* What you are asked to do:
Of all the lines in these entries, how many contain the string "title"? Give only that count.

* Dataset items:
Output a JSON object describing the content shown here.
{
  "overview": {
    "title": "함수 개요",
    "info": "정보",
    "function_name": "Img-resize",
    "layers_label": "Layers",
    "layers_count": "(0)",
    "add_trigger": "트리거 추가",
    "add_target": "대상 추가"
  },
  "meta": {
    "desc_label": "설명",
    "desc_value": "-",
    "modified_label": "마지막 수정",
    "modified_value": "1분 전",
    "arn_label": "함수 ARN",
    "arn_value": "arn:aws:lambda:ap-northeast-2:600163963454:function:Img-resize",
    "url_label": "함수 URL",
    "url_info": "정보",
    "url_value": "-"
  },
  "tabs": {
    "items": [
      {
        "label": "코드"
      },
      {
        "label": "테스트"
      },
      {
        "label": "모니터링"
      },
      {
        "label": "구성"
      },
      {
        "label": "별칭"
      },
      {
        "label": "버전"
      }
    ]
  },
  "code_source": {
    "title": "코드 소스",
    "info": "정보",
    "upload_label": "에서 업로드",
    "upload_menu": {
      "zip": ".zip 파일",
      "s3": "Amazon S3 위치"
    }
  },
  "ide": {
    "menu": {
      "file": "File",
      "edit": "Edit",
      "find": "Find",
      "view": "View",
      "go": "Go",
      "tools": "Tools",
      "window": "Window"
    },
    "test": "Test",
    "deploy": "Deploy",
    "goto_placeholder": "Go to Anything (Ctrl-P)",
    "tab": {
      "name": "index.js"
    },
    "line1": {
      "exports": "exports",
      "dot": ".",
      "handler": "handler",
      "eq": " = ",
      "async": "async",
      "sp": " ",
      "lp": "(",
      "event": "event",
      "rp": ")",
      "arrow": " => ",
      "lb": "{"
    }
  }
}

--

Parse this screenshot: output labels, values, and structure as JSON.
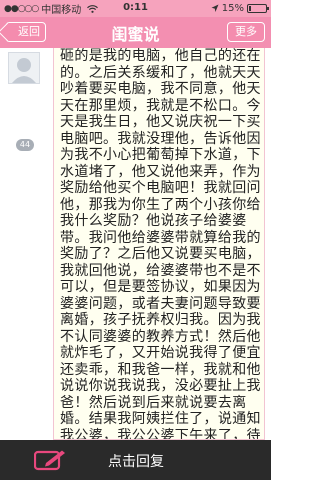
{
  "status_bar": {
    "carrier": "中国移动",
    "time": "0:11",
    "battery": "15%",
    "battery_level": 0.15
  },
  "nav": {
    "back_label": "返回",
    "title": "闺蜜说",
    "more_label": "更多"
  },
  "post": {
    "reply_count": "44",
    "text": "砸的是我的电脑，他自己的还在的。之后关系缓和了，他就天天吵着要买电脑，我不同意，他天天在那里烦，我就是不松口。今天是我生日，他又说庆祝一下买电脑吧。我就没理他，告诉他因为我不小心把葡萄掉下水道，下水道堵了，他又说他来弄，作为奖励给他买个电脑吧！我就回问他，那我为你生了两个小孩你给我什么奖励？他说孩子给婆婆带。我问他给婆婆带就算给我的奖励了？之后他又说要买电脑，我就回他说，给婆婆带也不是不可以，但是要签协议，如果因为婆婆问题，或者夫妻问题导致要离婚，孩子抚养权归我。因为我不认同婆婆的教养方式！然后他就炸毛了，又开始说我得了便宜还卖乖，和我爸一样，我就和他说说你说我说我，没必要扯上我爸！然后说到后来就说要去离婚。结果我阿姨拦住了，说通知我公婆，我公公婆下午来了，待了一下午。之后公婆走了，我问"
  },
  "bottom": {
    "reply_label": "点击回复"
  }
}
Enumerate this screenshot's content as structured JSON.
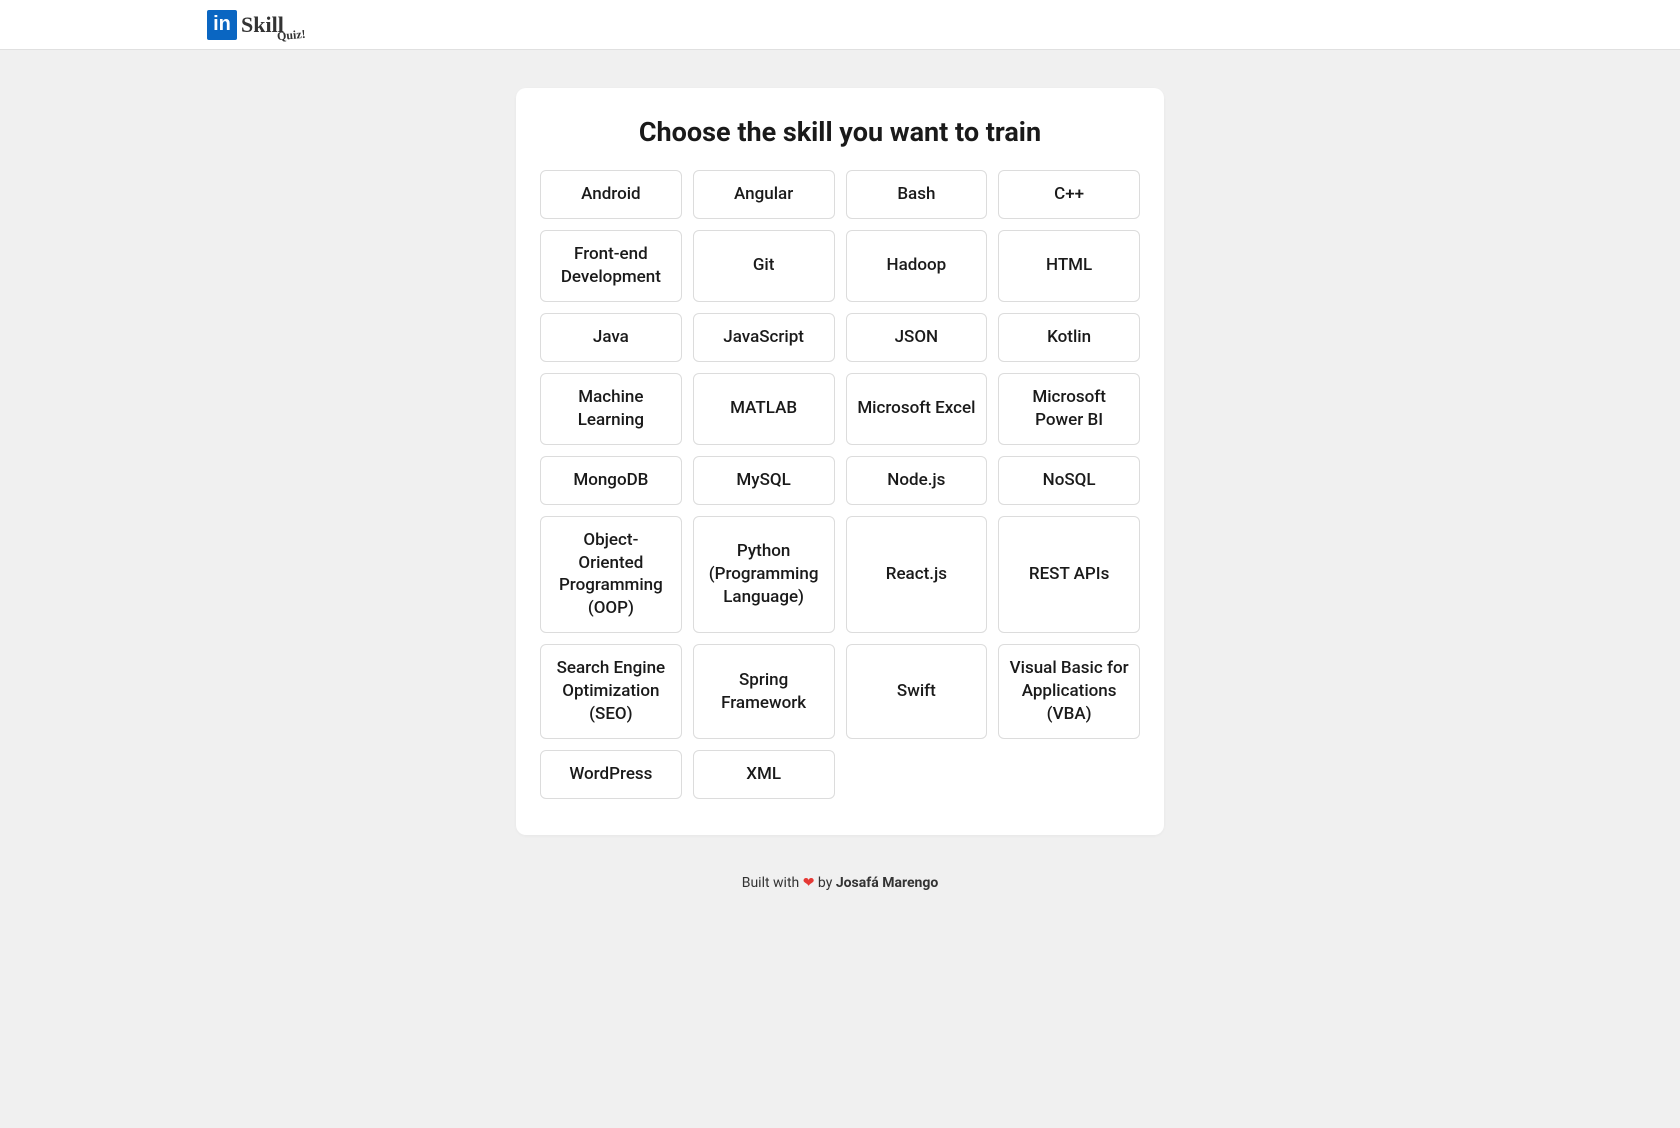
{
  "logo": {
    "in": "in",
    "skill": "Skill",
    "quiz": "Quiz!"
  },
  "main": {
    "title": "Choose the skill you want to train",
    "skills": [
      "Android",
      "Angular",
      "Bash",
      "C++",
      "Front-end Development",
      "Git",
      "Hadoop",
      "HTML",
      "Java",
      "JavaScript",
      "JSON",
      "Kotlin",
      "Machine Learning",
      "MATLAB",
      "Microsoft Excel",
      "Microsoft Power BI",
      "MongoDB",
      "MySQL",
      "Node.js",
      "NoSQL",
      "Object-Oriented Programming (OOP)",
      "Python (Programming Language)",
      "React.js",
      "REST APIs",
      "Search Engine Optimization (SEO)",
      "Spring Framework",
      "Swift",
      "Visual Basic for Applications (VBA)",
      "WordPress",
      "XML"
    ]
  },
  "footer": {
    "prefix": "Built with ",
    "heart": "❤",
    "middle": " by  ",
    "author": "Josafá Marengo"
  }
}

* Answer to this problem:
4